— Begin Material for this task —

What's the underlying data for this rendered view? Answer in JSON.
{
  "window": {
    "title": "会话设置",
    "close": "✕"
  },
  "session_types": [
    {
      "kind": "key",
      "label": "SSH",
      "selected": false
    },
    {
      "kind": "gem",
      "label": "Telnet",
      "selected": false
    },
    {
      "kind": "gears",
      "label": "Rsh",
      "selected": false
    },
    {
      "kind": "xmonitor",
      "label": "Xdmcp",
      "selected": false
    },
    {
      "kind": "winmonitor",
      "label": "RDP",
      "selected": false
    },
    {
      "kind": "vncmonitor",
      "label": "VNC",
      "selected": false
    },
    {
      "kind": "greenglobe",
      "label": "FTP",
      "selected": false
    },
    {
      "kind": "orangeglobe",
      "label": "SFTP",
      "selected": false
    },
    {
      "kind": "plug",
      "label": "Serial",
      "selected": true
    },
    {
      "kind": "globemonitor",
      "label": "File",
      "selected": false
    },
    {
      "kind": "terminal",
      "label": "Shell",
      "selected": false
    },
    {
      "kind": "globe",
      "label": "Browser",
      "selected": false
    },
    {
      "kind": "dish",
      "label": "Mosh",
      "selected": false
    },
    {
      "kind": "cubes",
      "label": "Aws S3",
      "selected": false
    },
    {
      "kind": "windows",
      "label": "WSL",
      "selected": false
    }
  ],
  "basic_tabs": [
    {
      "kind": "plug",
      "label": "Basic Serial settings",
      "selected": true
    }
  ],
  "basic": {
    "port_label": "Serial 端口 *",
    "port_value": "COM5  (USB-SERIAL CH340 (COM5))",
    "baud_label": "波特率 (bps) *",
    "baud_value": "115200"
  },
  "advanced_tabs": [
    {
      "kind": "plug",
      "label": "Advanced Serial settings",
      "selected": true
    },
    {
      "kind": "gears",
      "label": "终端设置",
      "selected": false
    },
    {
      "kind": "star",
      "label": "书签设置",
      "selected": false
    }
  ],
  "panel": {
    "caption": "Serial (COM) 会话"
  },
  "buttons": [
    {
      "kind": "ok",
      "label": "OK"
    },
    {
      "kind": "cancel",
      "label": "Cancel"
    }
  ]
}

— End Material for this task —

Using the material above, print every entry exactly as written.

What's the underlying data for this rendered view? Answer in JSON.
{
  "window": {
    "title": "会话设置",
    "close": "✕"
  },
  "session_types": [
    {
      "kind": "key",
      "label": "SSH",
      "selected": false
    },
    {
      "kind": "gem",
      "label": "Telnet",
      "selected": false
    },
    {
      "kind": "gears",
      "label": "Rsh",
      "selected": false
    },
    {
      "kind": "xmonitor",
      "label": "Xdmcp",
      "selected": false
    },
    {
      "kind": "winmonitor",
      "label": "RDP",
      "selected": false
    },
    {
      "kind": "vncmonitor",
      "label": "VNC",
      "selected": false
    },
    {
      "kind": "greenglobe",
      "label": "FTP",
      "selected": false
    },
    {
      "kind": "orangeglobe",
      "label": "SFTP",
      "selected": false
    },
    {
      "kind": "plug",
      "label": "Serial",
      "selected": true
    },
    {
      "kind": "globemonitor",
      "label": "File",
      "selected": false
    },
    {
      "kind": "terminal",
      "label": "Shell",
      "selected": false
    },
    {
      "kind": "globe",
      "label": "Browser",
      "selected": false
    },
    {
      "kind": "dish",
      "label": "Mosh",
      "selected": false
    },
    {
      "kind": "cubes",
      "label": "Aws S3",
      "selected": false
    },
    {
      "kind": "windows",
      "label": "WSL",
      "selected": false
    }
  ],
  "basic_tabs": [
    {
      "kind": "plug",
      "label": "Basic Serial settings",
      "selected": true
    }
  ],
  "basic": {
    "port_label": "Serial 端口 *",
    "port_value": "COM5  (USB-SERIAL CH340 (COM5))",
    "baud_label": "波特率 (bps) *",
    "baud_value": "115200"
  },
  "advanced_tabs": [
    {
      "kind": "plug",
      "label": "Advanced Serial settings",
      "selected": true
    },
    {
      "kind": "gears",
      "label": "终端设置",
      "selected": false
    },
    {
      "kind": "star",
      "label": "书签设置",
      "selected": false
    }
  ],
  "panel": {
    "caption": "Serial (COM) 会话"
  },
  "buttons": [
    {
      "kind": "ok",
      "label": "OK"
    },
    {
      "kind": "cancel",
      "label": "Cancel"
    }
  ]
}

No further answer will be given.